• Required action
From the records below, copy the lines that include "Powder".

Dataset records
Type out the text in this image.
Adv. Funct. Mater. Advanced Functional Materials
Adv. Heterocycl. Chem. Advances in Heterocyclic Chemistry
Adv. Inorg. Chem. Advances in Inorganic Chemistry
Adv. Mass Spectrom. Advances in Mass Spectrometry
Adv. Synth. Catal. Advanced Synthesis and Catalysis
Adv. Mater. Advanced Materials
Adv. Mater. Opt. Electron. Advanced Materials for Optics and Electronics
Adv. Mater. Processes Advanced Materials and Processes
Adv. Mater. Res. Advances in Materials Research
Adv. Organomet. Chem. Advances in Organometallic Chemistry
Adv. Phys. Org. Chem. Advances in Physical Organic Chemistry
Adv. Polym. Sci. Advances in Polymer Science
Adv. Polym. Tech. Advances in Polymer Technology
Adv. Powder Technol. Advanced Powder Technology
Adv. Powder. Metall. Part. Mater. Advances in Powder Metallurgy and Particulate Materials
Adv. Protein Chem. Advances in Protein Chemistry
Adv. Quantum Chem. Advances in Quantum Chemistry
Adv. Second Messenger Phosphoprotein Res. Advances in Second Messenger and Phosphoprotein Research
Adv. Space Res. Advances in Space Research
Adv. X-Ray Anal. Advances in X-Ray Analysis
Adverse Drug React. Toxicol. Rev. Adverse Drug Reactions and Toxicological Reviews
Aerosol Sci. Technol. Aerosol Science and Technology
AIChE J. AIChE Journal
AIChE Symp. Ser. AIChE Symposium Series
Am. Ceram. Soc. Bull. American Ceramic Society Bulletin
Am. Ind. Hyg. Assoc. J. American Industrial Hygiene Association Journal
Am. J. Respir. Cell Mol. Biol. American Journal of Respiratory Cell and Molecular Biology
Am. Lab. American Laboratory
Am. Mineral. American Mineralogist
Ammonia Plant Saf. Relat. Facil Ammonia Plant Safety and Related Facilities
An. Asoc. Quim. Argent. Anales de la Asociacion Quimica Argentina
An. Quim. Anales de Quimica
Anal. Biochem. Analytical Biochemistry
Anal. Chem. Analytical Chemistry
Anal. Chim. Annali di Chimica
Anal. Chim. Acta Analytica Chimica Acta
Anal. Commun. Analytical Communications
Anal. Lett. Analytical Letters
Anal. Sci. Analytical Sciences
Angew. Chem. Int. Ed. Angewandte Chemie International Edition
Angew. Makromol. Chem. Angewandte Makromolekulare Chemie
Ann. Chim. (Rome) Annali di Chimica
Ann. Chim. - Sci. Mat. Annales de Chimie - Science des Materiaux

• Answer to the problem
Adv. Powder Technol. Advanced Powder Technology
Adv. Powder. Metall. Part. Mater. Advances in Powder Metallurgy and Particulate Materials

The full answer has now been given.